GIVEN DATA →
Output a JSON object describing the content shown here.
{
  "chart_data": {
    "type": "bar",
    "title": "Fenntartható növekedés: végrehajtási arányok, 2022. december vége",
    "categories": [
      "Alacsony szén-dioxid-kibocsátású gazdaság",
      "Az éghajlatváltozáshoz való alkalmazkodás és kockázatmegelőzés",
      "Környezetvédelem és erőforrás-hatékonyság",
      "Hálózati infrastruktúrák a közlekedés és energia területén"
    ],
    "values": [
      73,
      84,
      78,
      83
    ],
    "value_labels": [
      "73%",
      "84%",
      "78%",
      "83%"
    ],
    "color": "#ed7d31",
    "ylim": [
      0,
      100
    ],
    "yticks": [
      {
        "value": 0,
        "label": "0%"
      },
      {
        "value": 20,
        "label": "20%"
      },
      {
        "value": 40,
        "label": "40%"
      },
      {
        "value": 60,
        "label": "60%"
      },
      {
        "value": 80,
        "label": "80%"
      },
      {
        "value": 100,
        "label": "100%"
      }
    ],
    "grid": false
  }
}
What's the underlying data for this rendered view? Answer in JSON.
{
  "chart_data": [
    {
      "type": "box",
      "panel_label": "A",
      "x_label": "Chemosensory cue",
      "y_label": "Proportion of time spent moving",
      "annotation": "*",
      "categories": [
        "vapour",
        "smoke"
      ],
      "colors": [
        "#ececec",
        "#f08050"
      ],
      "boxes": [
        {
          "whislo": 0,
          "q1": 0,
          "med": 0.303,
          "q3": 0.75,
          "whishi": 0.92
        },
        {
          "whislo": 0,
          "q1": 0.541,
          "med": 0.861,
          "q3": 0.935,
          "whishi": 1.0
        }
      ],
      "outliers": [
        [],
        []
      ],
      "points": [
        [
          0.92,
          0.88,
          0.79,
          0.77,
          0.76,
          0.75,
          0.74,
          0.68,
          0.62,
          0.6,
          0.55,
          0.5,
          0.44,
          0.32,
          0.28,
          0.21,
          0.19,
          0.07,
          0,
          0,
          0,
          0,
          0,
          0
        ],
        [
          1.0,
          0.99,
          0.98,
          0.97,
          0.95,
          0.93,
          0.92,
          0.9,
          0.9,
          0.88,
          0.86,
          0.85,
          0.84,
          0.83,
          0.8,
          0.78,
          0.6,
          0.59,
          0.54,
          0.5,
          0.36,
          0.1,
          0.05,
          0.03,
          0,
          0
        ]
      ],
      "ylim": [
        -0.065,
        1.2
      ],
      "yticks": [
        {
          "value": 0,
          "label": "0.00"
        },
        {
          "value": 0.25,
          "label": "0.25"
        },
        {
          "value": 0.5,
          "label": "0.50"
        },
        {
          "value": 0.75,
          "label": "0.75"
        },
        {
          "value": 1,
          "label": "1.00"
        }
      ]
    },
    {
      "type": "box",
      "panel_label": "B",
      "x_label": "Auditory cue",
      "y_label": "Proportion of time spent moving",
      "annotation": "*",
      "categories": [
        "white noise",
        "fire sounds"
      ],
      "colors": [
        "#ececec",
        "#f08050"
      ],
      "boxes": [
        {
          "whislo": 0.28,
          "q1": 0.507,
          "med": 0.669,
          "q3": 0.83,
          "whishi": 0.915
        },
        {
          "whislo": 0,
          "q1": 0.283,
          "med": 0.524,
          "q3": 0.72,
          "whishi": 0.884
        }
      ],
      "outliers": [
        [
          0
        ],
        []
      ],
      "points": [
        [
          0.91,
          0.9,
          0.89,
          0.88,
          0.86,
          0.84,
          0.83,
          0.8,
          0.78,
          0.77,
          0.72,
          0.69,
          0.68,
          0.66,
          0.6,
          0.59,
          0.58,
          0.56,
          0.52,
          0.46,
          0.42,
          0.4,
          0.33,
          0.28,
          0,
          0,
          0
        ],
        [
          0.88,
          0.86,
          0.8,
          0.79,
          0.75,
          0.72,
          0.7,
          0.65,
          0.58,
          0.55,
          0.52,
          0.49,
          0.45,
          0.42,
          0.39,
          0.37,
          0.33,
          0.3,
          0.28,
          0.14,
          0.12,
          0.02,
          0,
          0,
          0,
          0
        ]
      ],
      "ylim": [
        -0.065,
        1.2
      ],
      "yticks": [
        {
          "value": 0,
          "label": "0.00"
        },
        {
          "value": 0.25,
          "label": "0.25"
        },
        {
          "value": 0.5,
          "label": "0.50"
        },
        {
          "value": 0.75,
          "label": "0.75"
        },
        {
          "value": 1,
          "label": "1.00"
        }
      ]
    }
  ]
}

INSTRUCTIONS FOR THE TASK →
Exactly as written, please output every entry.

RESULT FOR THIS TASK →
Output a JSON object describing the content shown here.
{
  "chart_data": {
    "type": "bar",
    "title": "Fenntartható növekedés: végrehajtási arányok, 2022. december vége",
    "categories": [
      "Alacsony szén-dioxid-kibocsátású gazdaság",
      "Az éghajlatváltozáshoz való alkalmazkodás és kockázatmegelőzés",
      "Környezetvédelem és erőforrás-hatékonyság",
      "Hálózati infrastruktúrák a közlekedés és energia területén"
    ],
    "values": [
      73,
      84,
      78,
      83
    ],
    "value_labels": [
      "73%",
      "84%",
      "78%",
      "83%"
    ],
    "color": "#ed7d31",
    "ylim": [
      0,
      100
    ],
    "yticks": [
      {
        "value": 0,
        "label": "0%"
      },
      {
        "value": 20,
        "label": "20%"
      },
      {
        "value": 40,
        "label": "40%"
      },
      {
        "value": 60,
        "label": "60%"
      },
      {
        "value": 80,
        "label": "80%"
      },
      {
        "value": 100,
        "label": "100%"
      }
    ],
    "grid": false
  }
}
What's the underlying data for this rendered view? Answer in JSON.
{
  "chart_data": [
    {
      "type": "box",
      "panel_label": "A",
      "x_label": "Chemosensory cue",
      "y_label": "Proportion of time spent moving",
      "annotation": "*",
      "categories": [
        "vapour",
        "smoke"
      ],
      "colors": [
        "#ececec",
        "#f08050"
      ],
      "boxes": [
        {
          "whislo": 0,
          "q1": 0,
          "med": 0.303,
          "q3": 0.75,
          "whishi": 0.92
        },
        {
          "whislo": 0,
          "q1": 0.541,
          "med": 0.861,
          "q3": 0.935,
          "whishi": 1.0
        }
      ],
      "outliers": [
        [],
        []
      ],
      "points": [
        [
          0.92,
          0.88,
          0.79,
          0.77,
          0.76,
          0.75,
          0.74,
          0.68,
          0.62,
          0.6,
          0.55,
          0.5,
          0.44,
          0.32,
          0.28,
          0.21,
          0.19,
          0.07,
          0,
          0,
          0,
          0,
          0,
          0
        ],
        [
          1.0,
          0.99,
          0.98,
          0.97,
          0.95,
          0.93,
          0.92,
          0.9,
          0.9,
          0.88,
          0.86,
          0.85,
          0.84,
          0.83,
          0.8,
          0.78,
          0.6,
          0.59,
          0.54,
          0.5,
          0.36,
          0.1,
          0.05,
          0.03,
          0,
          0
        ]
      ],
      "ylim": [
        -0.065,
        1.2
      ],
      "yticks": [
        {
          "value": 0,
          "label": "0.00"
        },
        {
          "value": 0.25,
          "label": "0.25"
        },
        {
          "value": 0.5,
          "label": "0.50"
        },
        {
          "value": 0.75,
          "label": "0.75"
        },
        {
          "value": 1,
          "label": "1.00"
        }
      ]
    },
    {
      "type": "box",
      "panel_label": "B",
      "x_label": "Auditory cue",
      "y_label": "Proportion of time spent moving",
      "annotation": "*",
      "categories": [
        "white noise",
        "fire sounds"
      ],
      "colors": [
        "#ececec",
        "#f08050"
      ],
      "boxes": [
        {
          "whislo": 0.28,
          "q1": 0.507,
          "med": 0.669,
          "q3": 0.83,
          "whishi": 0.915
        },
        {
          "whislo": 0,
          "q1": 0.283,
          "med": 0.524,
          "q3": 0.72,
          "whishi": 0.884
        }
      ],
      "outliers": [
        [
          0
        ],
        []
      ],
      "points": [
        [
          0.91,
          0.9,
          0.89,
          0.88,
          0.86,
          0.84,
          0.83,
          0.8,
          0.78,
          0.77,
          0.72,
          0.69,
          0.68,
          0.66,
          0.6,
          0.59,
          0.58,
          0.56,
          0.52,
          0.46,
          0.42,
          0.4,
          0.33,
          0.28,
          0,
          0,
          0
        ],
        [
          0.88,
          0.86,
          0.8,
          0.79,
          0.75,
          0.72,
          0.7,
          0.65,
          0.58,
          0.55,
          0.52,
          0.49,
          0.45,
          0.42,
          0.39,
          0.37,
          0.33,
          0.3,
          0.28,
          0.14,
          0.12,
          0.02,
          0,
          0,
          0,
          0
        ]
      ],
      "ylim": [
        -0.065,
        1.2
      ],
      "yticks": [
        {
          "value": 0,
          "label": "0.00"
        },
        {
          "value": 0.25,
          "label": "0.25"
        },
        {
          "value": 0.5,
          "label": "0.50"
        },
        {
          "value": 0.75,
          "label": "0.75"
        },
        {
          "value": 1,
          "label": "1.00"
        }
      ]
    }
  ]
}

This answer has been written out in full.